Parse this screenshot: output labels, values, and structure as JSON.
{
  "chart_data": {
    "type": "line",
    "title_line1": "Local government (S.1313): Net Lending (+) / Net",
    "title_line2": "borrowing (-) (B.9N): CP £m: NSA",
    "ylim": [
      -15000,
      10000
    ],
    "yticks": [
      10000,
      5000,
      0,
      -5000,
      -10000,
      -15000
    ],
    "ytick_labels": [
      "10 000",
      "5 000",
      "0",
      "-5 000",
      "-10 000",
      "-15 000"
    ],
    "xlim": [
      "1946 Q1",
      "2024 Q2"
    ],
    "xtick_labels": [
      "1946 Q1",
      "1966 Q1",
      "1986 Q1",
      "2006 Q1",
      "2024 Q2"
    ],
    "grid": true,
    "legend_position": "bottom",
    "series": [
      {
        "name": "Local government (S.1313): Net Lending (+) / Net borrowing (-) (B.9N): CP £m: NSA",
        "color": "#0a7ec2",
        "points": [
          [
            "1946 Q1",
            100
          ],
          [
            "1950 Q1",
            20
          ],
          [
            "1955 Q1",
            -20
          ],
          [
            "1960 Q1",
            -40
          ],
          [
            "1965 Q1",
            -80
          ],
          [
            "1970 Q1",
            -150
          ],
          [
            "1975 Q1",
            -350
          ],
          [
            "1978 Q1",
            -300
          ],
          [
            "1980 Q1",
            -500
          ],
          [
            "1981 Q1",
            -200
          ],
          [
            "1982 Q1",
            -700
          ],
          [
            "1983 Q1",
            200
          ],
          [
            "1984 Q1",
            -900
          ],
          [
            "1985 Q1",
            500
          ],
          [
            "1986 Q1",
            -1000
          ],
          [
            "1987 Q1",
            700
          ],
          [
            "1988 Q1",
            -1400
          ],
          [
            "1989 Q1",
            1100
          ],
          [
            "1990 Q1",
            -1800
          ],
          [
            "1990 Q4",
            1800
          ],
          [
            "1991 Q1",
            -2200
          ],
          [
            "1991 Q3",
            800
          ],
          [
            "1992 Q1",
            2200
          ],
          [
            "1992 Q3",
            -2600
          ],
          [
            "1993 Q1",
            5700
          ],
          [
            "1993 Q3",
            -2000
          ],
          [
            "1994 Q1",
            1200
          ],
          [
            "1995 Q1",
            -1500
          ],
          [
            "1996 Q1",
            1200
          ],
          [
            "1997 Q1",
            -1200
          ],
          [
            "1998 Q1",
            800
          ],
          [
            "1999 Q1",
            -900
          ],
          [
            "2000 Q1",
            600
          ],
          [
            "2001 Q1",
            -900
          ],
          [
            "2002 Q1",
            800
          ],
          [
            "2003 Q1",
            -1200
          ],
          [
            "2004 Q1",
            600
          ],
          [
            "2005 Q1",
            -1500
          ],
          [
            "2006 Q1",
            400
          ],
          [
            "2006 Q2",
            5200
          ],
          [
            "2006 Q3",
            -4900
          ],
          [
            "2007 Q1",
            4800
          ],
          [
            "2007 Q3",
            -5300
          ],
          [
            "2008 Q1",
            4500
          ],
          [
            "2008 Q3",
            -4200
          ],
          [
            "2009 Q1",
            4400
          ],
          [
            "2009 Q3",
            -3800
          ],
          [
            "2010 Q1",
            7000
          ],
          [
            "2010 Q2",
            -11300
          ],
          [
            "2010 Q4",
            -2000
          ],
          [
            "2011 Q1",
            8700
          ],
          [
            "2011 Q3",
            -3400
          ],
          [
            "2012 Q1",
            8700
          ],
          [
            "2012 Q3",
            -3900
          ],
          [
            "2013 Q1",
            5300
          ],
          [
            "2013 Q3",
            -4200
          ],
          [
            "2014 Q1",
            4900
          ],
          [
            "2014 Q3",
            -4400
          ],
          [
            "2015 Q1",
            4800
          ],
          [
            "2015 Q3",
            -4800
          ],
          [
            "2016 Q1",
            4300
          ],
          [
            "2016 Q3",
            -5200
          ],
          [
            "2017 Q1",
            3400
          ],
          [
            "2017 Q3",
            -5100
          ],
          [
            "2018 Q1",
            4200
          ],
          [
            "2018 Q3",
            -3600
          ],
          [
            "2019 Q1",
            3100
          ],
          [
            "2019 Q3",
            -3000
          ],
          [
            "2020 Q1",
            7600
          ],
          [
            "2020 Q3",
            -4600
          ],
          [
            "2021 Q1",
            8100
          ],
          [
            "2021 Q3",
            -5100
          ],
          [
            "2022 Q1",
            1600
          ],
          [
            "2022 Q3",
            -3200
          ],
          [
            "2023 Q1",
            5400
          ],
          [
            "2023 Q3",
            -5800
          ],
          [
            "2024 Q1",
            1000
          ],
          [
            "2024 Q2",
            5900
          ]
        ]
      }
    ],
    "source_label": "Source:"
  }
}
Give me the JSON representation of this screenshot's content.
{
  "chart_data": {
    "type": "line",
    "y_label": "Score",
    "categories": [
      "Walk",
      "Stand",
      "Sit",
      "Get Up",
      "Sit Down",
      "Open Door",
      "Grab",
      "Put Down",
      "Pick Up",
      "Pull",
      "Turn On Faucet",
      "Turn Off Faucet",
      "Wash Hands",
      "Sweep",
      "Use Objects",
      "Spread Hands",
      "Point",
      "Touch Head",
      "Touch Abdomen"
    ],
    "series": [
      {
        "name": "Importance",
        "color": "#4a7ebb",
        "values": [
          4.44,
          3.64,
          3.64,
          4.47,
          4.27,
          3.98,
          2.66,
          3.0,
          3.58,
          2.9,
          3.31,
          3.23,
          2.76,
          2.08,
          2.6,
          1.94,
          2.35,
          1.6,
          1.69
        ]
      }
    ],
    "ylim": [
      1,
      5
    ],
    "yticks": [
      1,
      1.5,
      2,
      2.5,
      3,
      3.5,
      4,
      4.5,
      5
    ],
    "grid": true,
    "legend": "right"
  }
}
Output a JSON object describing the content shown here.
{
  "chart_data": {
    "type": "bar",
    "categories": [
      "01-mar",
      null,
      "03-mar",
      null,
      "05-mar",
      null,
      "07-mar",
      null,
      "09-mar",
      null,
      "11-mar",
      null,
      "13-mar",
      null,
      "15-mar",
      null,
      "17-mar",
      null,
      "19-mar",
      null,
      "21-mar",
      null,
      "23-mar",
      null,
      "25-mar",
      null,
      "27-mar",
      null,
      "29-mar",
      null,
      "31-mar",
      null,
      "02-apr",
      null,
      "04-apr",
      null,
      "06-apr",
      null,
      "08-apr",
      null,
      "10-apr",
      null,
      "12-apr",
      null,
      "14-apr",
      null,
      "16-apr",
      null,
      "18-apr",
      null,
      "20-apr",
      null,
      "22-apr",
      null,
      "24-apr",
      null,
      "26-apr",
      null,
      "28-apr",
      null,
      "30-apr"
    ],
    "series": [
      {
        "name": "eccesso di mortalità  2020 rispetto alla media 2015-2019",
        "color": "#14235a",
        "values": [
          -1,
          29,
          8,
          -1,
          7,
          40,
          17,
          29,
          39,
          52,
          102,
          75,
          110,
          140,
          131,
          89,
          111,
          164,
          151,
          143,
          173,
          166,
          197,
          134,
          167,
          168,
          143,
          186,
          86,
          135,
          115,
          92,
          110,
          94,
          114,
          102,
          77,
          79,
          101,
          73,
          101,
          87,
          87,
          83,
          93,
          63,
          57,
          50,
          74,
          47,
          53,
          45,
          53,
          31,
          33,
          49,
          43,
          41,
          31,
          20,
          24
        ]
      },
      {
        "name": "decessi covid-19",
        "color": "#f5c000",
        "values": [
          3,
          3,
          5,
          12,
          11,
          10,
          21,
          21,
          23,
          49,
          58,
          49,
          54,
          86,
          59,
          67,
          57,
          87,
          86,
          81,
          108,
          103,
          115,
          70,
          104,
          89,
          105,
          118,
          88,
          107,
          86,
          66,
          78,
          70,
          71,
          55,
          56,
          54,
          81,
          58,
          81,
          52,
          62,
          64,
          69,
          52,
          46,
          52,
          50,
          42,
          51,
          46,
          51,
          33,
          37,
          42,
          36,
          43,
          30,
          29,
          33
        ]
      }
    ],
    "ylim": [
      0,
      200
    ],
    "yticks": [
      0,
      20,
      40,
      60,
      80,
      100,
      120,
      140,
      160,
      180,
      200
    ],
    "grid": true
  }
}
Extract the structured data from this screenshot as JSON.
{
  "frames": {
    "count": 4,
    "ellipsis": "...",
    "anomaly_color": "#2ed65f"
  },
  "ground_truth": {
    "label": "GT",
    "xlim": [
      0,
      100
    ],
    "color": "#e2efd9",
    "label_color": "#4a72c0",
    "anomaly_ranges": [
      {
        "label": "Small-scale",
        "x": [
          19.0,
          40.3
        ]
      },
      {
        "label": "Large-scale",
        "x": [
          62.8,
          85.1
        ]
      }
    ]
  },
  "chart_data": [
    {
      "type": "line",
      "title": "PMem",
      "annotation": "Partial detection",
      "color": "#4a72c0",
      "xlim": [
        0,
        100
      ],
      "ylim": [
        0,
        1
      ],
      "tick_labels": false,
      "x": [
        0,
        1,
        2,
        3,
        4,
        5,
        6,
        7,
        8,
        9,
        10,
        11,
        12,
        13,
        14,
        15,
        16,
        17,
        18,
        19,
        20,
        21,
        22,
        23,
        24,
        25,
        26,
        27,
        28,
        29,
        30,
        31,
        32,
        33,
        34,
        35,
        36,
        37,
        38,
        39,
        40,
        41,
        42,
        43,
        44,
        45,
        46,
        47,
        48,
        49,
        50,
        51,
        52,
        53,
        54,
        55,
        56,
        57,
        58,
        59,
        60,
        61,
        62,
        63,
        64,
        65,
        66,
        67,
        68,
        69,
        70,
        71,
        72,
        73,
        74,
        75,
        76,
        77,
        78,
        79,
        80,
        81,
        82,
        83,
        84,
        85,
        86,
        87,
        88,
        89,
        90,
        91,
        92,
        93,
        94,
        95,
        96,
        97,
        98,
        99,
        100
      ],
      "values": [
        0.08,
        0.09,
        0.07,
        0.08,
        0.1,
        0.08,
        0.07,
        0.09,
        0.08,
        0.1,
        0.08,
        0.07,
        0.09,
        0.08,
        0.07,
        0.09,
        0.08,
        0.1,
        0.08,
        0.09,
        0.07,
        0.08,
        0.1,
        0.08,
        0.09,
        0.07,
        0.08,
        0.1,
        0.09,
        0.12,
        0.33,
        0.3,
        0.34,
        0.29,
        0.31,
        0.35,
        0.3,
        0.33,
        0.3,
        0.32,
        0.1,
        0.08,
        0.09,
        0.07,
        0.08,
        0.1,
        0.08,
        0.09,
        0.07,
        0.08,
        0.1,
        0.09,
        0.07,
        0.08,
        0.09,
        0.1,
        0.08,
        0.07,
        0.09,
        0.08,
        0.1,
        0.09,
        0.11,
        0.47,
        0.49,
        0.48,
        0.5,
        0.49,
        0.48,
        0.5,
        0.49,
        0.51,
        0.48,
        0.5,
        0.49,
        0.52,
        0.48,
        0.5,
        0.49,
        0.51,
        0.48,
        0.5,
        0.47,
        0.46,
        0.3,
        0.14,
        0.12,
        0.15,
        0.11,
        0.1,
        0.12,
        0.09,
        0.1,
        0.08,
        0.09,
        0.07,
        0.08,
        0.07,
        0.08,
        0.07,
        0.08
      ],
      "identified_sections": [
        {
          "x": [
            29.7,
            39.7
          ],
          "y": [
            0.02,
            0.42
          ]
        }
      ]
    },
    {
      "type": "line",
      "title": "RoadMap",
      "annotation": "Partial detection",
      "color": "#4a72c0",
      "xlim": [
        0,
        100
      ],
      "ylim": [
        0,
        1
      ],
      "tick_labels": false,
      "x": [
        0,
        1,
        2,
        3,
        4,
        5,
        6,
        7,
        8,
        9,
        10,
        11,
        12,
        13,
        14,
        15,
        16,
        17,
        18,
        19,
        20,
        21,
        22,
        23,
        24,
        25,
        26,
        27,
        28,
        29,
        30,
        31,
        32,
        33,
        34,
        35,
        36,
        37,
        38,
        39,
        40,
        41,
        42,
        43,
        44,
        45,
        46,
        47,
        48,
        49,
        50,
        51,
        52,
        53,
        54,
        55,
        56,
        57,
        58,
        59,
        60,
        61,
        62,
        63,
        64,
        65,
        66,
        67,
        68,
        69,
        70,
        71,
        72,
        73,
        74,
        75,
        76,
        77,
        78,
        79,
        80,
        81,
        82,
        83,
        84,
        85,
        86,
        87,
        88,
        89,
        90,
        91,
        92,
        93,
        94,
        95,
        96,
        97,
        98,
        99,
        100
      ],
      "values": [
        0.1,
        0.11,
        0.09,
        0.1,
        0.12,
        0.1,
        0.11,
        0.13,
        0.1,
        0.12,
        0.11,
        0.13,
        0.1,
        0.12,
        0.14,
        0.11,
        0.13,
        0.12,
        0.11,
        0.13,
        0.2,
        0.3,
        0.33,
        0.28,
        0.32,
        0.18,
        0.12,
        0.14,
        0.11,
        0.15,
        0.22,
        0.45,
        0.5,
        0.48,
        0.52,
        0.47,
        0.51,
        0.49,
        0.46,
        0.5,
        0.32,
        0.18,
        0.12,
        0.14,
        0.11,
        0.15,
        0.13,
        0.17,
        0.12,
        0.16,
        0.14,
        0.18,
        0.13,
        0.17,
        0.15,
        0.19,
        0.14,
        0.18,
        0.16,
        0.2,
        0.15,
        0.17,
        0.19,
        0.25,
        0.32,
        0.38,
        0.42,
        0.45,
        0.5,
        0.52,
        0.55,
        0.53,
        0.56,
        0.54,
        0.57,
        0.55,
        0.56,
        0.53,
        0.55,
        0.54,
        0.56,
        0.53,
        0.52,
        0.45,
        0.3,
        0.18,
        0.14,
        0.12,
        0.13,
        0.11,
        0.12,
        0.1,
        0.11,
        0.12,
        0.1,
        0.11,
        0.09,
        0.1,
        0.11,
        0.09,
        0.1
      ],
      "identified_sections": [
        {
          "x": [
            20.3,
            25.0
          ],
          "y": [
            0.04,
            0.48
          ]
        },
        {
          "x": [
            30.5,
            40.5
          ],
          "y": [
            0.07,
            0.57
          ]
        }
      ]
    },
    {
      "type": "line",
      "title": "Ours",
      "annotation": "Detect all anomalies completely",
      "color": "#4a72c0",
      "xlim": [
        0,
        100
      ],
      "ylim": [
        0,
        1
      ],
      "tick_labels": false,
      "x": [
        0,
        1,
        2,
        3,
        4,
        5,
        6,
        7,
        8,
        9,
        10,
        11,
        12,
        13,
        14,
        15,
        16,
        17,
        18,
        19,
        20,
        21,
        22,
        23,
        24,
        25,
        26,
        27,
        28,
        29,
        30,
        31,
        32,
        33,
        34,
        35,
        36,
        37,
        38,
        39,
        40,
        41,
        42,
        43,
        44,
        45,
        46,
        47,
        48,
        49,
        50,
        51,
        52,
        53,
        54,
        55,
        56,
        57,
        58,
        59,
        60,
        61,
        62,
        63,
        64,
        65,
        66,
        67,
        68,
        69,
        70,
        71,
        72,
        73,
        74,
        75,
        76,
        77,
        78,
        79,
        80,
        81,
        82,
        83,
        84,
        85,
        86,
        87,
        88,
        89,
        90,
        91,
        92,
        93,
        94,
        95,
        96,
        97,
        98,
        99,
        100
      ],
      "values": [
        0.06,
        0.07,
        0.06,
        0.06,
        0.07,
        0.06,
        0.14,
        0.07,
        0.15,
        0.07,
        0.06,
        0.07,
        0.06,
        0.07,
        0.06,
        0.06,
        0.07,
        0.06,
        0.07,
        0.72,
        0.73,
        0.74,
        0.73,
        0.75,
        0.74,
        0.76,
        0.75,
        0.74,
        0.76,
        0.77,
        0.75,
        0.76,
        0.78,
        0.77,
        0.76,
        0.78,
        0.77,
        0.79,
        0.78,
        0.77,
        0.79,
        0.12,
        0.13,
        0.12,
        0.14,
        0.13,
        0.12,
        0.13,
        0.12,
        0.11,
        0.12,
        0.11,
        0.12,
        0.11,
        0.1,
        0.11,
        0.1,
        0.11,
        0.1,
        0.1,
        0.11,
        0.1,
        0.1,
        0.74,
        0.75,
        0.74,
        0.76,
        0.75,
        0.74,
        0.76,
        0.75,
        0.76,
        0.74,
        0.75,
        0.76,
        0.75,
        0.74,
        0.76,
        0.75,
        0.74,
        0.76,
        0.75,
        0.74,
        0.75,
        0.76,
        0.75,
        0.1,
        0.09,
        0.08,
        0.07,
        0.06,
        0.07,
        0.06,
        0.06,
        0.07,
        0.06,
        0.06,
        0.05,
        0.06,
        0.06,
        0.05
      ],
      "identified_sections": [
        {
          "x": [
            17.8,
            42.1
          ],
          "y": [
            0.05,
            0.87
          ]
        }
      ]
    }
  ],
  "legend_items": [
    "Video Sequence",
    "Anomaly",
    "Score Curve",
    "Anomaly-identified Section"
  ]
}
===============
Request ▸ Identify all lines in the records above with the word "this".

Task result ▸
Parse this screenshot: output labels, values, and structure as JSON.
Give me the JSON representation of this screenshot's content.
Extract the structured data from this screenshot as JSON.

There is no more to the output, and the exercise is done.